_Selected passage_.
===============

And in today's episode of Creators on Air, he shares those very strategies.

Alex: So my background is in advertising. I used to work in. Advertising agencies for four or five years before that happened, and then I got fired. So I had like a plenty, like plenty of time in my hands. So basically what what I did was, um, I started to share everything that I learned on social media. The problem is that I wasn't getting any engagement or any followers whatsoever, and I was getting super frustrated because I, I was seeing.

People that started at the same time as me, grow way faster and have like way more success than me. So the problem is that I was seeing them as competition instead of seeing them as inspiration. And when that happened, that made me click. It was like a click in my head. And when that happened, I started to grow because what I was doing is just see what they did and try to borrow the strategies they and their tactics and just apply them to my own content and my own services and everything.

And it just started to work. Everything started to click and fall into place. So at the, at that time I was reading the steal Like an artist book, and it just made sense to put like the two things together, you know? So. Borrowing ideas from others and tactics and strategies and pair it with the stealing theme, which is more like a branding thing.

Uh, but basically it's just like the excuse that I used to, to borrow ideas from others without feeling. And that's how the was born. And that was two years now and up until now. So it's going great. 

Akta: Yeah, I think it's such a clever concept. Um, what are some of the best strategies that you've taken from top creators and that you've personally applied to your own platform and growth?

Alex: Yeah, so there is one that obviously when you, when you look at all of these creators, you start to notice patterns and you start to notice things that they all do at the same time. And one of these is the use of prune structures or, or templates, if, if you wanna call it, For content creation. And that's something that I've applied to my own content and that has literally changed the way I create content.

===============

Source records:
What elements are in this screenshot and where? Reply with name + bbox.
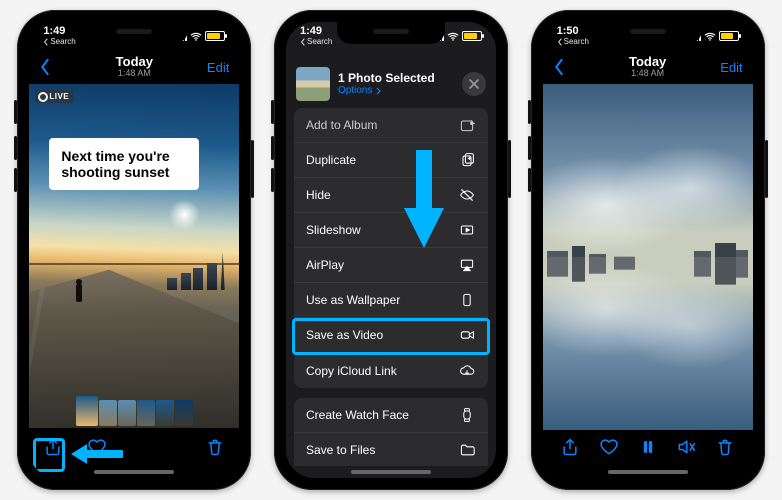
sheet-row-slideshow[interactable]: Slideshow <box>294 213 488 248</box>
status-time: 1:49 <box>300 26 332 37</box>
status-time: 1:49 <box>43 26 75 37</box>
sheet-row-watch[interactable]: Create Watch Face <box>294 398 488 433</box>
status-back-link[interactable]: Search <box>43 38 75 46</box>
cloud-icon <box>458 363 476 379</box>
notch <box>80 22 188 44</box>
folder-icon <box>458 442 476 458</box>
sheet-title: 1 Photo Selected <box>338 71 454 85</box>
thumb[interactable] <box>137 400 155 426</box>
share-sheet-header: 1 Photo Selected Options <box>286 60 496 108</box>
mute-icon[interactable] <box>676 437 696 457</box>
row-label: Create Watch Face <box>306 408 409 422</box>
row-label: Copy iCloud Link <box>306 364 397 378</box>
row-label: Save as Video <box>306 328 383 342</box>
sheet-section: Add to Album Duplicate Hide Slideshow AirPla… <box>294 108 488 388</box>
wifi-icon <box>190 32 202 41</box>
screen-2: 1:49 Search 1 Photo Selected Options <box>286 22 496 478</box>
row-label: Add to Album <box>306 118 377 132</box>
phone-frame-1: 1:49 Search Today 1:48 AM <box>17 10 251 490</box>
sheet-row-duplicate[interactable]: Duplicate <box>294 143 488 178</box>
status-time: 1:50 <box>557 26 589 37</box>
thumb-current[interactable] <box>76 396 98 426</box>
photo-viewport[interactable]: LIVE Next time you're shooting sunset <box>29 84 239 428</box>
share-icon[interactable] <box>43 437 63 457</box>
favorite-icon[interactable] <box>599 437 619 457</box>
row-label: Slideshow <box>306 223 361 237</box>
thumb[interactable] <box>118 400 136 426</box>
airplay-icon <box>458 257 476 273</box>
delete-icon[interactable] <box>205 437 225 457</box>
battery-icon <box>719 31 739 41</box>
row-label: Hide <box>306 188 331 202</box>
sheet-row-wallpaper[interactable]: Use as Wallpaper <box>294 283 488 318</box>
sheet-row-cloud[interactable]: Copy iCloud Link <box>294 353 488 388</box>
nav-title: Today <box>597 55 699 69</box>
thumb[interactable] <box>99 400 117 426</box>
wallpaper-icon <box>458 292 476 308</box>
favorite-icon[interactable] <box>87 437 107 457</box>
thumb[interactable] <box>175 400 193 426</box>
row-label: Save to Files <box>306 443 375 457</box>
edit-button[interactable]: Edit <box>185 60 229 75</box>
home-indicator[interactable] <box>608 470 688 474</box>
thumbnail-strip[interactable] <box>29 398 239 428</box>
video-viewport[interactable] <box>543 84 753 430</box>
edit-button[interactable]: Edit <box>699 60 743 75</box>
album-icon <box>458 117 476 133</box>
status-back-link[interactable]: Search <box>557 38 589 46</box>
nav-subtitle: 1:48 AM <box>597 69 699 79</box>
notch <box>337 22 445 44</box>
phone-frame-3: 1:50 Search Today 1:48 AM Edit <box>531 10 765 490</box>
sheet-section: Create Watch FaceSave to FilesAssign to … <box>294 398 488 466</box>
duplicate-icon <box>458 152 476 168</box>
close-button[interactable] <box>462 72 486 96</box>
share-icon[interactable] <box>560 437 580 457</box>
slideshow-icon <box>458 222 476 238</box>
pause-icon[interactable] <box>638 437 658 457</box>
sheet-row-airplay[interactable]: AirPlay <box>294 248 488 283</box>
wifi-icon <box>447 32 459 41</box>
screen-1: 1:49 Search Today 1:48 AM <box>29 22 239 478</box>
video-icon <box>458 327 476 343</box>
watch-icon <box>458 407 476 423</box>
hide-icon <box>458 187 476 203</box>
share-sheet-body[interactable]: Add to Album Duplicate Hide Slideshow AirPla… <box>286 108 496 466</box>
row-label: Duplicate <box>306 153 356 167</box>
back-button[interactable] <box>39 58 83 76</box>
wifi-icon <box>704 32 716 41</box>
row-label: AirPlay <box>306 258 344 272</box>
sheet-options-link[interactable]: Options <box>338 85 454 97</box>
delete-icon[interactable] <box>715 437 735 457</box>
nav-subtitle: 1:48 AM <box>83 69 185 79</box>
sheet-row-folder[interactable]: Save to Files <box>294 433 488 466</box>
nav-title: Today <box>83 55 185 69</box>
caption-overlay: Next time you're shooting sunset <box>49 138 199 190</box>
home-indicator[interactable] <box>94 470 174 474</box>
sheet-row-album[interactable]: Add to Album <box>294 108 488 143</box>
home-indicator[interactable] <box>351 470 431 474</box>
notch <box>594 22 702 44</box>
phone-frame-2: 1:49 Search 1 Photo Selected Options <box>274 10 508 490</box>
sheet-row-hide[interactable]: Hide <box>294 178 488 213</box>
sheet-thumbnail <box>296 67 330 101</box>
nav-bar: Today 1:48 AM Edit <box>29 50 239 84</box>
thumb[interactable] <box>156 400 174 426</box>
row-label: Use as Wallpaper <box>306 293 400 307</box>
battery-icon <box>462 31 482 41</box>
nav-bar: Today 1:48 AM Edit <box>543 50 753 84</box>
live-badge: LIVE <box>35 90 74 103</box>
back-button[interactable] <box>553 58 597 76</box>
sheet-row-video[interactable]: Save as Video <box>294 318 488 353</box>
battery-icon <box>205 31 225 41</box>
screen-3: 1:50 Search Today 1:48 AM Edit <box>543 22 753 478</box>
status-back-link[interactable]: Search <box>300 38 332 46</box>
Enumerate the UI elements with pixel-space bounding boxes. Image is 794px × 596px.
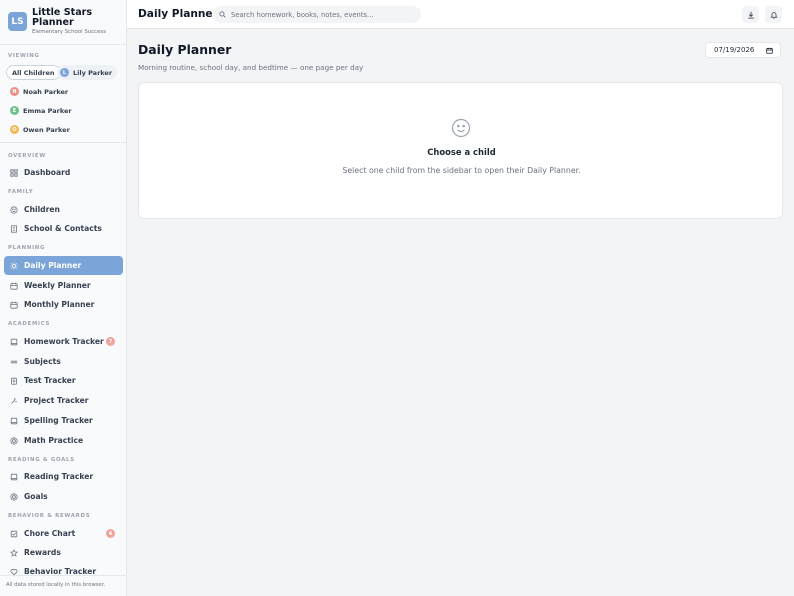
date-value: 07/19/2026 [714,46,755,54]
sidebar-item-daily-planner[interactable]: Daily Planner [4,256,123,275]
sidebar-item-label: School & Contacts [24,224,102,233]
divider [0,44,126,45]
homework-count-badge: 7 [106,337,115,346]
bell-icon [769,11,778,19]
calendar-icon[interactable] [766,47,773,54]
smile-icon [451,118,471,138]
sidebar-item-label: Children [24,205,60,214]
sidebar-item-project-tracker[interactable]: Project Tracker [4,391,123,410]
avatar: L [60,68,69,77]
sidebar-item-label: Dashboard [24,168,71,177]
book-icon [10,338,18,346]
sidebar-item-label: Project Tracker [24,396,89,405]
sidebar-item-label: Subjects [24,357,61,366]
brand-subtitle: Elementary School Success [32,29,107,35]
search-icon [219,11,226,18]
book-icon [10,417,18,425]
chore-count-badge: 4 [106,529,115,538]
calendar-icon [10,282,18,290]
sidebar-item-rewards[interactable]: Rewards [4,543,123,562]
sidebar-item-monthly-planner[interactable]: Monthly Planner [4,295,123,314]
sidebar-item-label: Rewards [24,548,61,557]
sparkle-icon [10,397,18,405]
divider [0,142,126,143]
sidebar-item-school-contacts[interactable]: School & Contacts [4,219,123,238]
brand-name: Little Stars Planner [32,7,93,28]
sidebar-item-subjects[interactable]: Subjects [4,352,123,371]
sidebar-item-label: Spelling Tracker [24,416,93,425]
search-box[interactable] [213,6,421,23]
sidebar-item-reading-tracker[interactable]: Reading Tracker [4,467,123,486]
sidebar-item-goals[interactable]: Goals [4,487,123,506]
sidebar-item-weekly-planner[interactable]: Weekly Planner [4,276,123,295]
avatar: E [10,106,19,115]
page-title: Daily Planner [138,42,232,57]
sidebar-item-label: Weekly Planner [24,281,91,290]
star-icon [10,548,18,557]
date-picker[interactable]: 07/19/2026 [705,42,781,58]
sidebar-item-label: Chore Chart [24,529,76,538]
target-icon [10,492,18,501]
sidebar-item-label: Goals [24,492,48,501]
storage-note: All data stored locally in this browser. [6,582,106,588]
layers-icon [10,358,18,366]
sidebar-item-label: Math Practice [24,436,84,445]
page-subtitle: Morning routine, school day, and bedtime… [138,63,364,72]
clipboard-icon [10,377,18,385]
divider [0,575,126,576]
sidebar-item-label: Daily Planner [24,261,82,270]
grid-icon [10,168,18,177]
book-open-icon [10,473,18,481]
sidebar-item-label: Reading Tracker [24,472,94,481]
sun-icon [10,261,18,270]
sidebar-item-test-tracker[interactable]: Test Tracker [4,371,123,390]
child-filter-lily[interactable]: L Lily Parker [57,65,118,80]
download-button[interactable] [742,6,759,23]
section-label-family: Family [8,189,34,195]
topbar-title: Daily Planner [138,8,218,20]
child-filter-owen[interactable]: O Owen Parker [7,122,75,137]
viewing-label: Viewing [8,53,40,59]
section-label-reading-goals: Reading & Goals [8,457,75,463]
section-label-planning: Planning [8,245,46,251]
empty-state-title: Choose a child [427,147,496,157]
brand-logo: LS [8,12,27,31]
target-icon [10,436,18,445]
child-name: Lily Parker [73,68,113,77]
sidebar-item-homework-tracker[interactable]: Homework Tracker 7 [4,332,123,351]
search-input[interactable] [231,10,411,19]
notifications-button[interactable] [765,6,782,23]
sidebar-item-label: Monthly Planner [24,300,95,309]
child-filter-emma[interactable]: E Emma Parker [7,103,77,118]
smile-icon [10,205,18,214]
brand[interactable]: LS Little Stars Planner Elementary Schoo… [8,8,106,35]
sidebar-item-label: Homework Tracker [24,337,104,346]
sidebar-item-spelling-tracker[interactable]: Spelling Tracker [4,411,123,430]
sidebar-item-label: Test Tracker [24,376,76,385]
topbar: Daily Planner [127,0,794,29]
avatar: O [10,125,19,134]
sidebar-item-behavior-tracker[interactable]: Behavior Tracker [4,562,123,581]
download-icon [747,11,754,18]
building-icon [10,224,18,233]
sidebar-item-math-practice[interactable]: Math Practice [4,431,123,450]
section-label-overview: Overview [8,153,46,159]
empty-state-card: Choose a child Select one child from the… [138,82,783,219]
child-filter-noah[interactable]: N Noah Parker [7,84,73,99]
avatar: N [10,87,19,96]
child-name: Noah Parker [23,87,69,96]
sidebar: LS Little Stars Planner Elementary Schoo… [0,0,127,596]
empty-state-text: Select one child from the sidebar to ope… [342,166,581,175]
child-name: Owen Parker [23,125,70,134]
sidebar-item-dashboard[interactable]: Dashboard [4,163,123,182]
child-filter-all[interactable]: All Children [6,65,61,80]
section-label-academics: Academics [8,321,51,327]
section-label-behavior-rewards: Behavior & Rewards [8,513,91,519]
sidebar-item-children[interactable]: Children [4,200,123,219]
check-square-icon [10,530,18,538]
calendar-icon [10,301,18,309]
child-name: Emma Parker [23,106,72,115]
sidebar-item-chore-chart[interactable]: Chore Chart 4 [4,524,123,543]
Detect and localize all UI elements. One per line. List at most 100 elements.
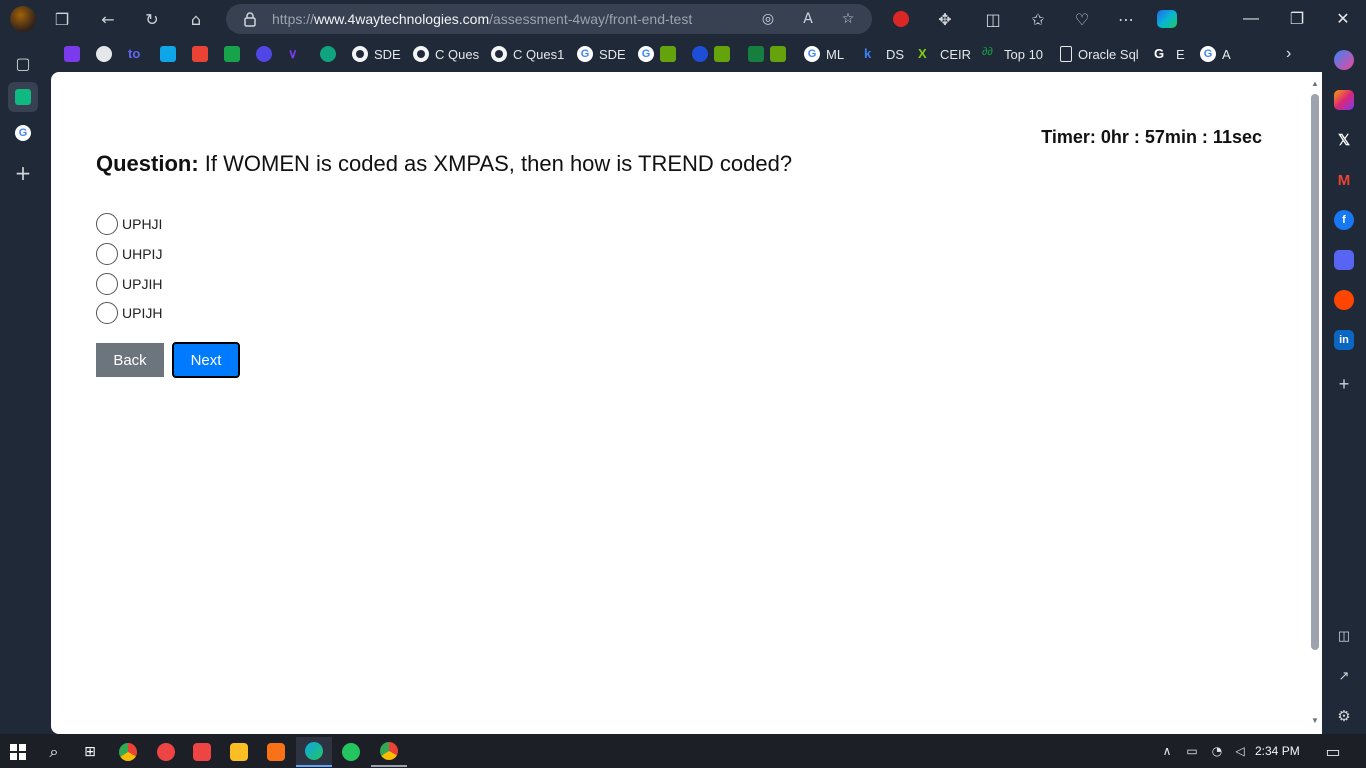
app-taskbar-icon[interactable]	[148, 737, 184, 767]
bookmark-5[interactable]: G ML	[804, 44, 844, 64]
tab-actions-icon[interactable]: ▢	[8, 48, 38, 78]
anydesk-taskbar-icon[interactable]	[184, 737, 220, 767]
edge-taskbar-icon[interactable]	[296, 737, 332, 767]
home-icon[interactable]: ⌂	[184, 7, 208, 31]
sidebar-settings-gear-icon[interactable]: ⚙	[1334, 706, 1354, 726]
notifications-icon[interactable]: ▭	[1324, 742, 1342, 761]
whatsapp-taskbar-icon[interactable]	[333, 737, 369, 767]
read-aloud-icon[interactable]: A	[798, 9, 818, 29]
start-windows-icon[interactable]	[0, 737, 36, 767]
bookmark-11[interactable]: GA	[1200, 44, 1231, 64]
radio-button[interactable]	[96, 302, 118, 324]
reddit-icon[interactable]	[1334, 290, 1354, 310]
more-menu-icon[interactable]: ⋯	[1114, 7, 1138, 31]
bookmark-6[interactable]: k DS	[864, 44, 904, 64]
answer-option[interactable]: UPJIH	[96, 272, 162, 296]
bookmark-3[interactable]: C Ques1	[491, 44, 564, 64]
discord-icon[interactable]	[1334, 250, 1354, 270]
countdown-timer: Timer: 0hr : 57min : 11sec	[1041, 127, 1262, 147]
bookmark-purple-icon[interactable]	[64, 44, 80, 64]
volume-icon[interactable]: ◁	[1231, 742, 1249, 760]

===============

_What is asked_.
A – In the source rows, change "status-time" to "clock" in the part that opens with the line containing "sheet-row-slideshow[interactable]: Slideshow <box>294" and closes with the line containing "folder-icon <box>458 442 476 458</box>". Return only those lines, with everything else left as it is.
B – Continue the interview about borrowing strategies from other creators, starting right after its last sentence.

_Results of the tasks_.
A –
sheet-row-slideshow[interactable]: Slideshow <box>294 213 488 248</box>
clock: 1:49 <box>300 26 332 37</box>
clock: 1:49 <box>43 26 75 37</box>
sheet-row-watch[interactable]: Create Watch Face <box>294 398 488 433</box>
status-back-link[interactable]: Search <box>43 38 75 46</box>
cloud-icon <box>458 363 476 379</box>
notch <box>80 22 188 44</box>
folder-icon <box>458 442 476 458</box>

B –
And someone, someone that does this super well is just in Wills, for example. What he does is that instead of start starting the content creation process, looking at the blank page, uh, what he does is he starts from a preset structure that he either create from scratch or has taken from someone else. And he just, like, let's say he just fill the blanks, that template.

Come up with new ideas, but also like speed up the content process way more. And that's something that I've taken from him too. And I, you know, I, I made my own tweaks on it, but that I, and right now is the way I create content and that's how I am able to create so much content. This is one of the main questions that I get.

On Twitter and everywhere is basically how can you create so much content so consistently and it's like, I'm not starting from a blank page. Yeah. Um, I'm actually starting from something that exists. It's 10 times faster than. 

Akta: Yeah. I guess my main like concern about using like growth hacks or templates and stuff like that is n trying to avoid sounding like everyone else, especially on Twitter.

How do you avoid that? Like how do you make sure that your personality is still coming through and that you are still standing out on Twitter, even though you might be using templates that other creators are also using? 

Alex: Yeah, and I, I totally understand the concern, and it's actually a valid concern. The problem of using templates is that most creators use them without thinking too much about it.

And that's what, you know, that's what creates fatigue. And that's why everyone is so fed up with this templates because every creator just like copy paste template and that's it. And that's not really the way it should be used, at least in my opinion. Um, there is one thing that's unique to each one of us, and it's our journey and our experiences that that's something that no one else can copy or no one else can steal from you.

So the, the key here is to pair these templates to speed that content creation with your own unique experiences and so on. So you create something authentic that cannot be replicated, right? Mm-hmm. So, um, one, one reflection that, I think it was just in ster that he said that, because I remember he was confronted once about using this type of templates or structures and so on, and he said something like, Even the best chefs in the world, they use recipes, you know, to, to follow.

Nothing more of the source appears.